YOUR ASSIGNMENT:
Retrieve every line of the data holding the word "which".

RECORDS FOR PROCESSING:
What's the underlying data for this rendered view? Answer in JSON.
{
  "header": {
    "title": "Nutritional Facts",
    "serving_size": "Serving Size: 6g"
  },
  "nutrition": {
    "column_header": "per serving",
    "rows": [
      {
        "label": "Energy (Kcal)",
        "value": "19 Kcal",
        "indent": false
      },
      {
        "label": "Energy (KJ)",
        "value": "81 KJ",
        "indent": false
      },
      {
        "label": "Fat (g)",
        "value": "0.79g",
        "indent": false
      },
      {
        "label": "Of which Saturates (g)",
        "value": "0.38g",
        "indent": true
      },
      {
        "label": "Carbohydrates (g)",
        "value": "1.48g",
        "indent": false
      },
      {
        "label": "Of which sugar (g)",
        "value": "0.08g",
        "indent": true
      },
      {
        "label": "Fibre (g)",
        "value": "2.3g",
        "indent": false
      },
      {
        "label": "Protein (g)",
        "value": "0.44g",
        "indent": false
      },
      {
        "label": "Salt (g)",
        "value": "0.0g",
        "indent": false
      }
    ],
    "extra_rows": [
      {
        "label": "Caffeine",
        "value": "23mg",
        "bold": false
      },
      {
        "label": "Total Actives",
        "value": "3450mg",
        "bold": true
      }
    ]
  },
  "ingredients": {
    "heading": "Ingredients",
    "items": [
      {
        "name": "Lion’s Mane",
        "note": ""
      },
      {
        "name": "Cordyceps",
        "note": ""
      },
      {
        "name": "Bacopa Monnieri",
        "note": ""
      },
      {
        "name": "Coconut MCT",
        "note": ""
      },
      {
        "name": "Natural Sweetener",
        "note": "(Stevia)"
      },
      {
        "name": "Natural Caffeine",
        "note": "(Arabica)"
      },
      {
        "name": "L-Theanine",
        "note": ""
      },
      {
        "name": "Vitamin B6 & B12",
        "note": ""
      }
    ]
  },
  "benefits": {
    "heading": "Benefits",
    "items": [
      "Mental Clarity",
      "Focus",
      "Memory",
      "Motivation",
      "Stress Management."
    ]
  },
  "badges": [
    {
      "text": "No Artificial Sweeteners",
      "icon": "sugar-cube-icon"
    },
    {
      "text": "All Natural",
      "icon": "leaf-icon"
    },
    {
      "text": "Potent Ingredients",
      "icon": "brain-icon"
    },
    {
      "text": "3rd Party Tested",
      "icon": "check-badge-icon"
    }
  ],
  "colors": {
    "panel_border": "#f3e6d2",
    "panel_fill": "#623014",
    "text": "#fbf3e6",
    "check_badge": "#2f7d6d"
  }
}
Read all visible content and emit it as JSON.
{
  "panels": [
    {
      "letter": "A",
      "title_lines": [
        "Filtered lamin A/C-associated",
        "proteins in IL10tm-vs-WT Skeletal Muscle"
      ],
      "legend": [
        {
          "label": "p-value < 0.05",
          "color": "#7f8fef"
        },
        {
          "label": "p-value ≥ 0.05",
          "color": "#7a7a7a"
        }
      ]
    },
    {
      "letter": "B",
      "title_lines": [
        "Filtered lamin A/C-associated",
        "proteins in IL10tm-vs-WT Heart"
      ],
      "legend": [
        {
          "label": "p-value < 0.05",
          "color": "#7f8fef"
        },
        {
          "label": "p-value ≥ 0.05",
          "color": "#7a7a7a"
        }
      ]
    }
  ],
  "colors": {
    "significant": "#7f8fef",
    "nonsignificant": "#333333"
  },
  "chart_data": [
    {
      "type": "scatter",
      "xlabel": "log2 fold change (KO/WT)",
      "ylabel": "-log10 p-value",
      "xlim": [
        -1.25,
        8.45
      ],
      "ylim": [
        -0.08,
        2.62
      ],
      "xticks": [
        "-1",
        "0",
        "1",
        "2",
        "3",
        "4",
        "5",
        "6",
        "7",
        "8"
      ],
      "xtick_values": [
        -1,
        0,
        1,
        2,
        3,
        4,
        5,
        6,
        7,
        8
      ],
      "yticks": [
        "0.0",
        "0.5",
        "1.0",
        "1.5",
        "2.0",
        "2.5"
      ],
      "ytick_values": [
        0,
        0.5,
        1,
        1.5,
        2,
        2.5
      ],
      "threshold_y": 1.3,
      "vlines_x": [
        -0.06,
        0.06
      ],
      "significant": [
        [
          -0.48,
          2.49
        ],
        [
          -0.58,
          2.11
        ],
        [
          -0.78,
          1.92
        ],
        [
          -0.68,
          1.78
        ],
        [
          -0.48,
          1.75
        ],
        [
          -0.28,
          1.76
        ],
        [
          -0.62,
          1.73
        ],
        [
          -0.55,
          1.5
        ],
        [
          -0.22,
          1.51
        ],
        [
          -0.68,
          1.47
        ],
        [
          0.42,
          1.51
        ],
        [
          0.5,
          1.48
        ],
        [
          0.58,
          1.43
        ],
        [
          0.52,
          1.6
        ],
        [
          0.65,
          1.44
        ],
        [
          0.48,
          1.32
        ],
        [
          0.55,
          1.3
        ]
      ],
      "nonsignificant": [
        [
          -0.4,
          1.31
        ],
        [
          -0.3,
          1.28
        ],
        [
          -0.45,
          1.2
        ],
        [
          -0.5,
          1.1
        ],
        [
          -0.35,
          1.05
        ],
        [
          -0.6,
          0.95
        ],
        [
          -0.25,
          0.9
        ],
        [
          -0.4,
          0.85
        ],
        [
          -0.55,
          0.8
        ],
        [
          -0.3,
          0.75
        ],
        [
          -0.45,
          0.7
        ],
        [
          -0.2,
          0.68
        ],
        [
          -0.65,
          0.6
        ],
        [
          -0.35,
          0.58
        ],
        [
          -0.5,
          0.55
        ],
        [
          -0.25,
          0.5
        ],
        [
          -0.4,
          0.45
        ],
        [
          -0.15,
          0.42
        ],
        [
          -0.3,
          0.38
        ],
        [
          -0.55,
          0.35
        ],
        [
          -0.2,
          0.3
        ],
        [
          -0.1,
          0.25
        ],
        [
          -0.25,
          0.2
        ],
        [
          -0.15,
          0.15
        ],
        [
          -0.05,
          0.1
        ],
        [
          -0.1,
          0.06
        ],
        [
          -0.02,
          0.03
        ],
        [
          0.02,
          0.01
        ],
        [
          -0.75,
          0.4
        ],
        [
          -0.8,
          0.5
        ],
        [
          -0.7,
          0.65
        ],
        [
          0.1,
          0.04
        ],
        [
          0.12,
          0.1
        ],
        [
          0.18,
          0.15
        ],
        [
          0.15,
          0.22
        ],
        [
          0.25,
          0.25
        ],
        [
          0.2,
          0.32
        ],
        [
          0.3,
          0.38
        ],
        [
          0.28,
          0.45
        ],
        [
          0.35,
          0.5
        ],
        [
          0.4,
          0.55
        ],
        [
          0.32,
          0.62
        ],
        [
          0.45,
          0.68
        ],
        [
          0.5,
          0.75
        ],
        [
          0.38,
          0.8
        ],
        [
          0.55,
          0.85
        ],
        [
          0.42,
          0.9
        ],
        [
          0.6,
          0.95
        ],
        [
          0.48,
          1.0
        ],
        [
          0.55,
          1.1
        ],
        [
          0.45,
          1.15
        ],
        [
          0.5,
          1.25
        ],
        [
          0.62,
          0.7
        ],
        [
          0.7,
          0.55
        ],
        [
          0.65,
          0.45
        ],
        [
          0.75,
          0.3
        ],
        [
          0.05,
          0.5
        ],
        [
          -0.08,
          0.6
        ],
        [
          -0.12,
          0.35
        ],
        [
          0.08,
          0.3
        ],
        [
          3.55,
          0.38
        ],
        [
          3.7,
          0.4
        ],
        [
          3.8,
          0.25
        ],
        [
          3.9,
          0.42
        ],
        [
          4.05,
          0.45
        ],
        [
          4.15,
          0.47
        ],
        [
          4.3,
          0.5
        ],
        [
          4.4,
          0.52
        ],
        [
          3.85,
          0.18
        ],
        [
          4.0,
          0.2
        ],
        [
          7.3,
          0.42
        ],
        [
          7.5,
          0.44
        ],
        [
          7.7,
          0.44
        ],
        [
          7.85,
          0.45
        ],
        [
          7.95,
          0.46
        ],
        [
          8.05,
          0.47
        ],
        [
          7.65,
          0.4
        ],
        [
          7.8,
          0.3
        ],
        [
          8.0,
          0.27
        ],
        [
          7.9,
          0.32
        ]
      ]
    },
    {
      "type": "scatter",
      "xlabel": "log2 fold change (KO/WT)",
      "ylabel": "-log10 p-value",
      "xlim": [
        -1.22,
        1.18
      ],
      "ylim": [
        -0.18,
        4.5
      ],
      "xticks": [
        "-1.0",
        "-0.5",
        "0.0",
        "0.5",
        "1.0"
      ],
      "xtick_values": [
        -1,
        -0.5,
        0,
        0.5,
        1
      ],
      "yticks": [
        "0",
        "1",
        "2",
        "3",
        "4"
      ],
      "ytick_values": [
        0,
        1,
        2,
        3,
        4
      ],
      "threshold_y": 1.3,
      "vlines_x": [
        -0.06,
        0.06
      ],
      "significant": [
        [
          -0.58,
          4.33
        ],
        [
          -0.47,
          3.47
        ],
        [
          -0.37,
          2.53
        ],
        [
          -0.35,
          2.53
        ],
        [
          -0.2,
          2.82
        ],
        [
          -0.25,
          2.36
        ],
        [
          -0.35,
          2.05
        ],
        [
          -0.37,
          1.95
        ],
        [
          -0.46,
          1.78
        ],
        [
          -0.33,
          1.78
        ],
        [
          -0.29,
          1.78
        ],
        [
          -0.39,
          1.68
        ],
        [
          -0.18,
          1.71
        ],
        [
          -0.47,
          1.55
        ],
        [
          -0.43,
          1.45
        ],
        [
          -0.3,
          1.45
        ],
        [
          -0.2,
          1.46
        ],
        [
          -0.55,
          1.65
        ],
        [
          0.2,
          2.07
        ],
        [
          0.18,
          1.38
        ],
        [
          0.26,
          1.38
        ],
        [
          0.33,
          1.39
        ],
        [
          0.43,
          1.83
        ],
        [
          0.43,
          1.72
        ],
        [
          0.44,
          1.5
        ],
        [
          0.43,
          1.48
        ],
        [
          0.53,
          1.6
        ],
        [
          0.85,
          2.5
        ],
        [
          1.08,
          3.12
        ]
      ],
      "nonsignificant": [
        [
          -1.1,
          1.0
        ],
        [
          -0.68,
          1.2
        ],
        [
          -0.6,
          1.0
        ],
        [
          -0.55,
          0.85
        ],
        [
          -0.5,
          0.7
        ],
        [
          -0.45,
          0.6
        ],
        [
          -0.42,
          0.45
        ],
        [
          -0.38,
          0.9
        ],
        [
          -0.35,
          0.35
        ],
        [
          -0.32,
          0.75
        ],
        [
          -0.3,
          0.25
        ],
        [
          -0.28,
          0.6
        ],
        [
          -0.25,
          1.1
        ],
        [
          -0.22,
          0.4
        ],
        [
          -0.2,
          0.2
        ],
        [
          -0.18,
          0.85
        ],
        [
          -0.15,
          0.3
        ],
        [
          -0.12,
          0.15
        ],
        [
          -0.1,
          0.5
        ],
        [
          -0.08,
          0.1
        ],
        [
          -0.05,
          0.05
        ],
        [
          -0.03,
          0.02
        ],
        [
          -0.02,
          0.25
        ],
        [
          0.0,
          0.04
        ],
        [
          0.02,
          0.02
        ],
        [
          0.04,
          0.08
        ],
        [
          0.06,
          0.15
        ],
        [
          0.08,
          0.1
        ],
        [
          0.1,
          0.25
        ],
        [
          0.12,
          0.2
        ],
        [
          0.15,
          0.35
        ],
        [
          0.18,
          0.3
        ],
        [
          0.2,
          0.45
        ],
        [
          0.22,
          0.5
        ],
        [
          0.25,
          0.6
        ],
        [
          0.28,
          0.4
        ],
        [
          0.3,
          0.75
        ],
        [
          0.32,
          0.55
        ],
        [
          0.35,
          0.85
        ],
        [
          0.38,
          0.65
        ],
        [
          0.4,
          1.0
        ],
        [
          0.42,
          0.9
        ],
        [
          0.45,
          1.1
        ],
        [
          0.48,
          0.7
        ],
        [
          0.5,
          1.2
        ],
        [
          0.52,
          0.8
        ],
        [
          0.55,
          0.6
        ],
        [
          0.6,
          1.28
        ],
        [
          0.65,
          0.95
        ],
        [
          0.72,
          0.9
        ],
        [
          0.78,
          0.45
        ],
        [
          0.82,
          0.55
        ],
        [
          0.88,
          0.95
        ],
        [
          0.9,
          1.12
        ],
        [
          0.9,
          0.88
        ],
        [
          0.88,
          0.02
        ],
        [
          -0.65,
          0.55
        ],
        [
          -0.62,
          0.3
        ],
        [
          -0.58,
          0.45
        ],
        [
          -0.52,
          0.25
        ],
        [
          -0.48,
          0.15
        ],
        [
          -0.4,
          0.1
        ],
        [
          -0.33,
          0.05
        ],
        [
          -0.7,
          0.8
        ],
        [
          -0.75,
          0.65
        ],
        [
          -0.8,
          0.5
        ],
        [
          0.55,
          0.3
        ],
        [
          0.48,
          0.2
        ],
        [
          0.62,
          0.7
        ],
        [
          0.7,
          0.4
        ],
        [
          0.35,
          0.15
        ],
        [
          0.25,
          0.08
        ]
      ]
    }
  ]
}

WRITTEN REPLY:
        "label": "Of which Saturates (g)",
        "label": "Of which sugar (g)",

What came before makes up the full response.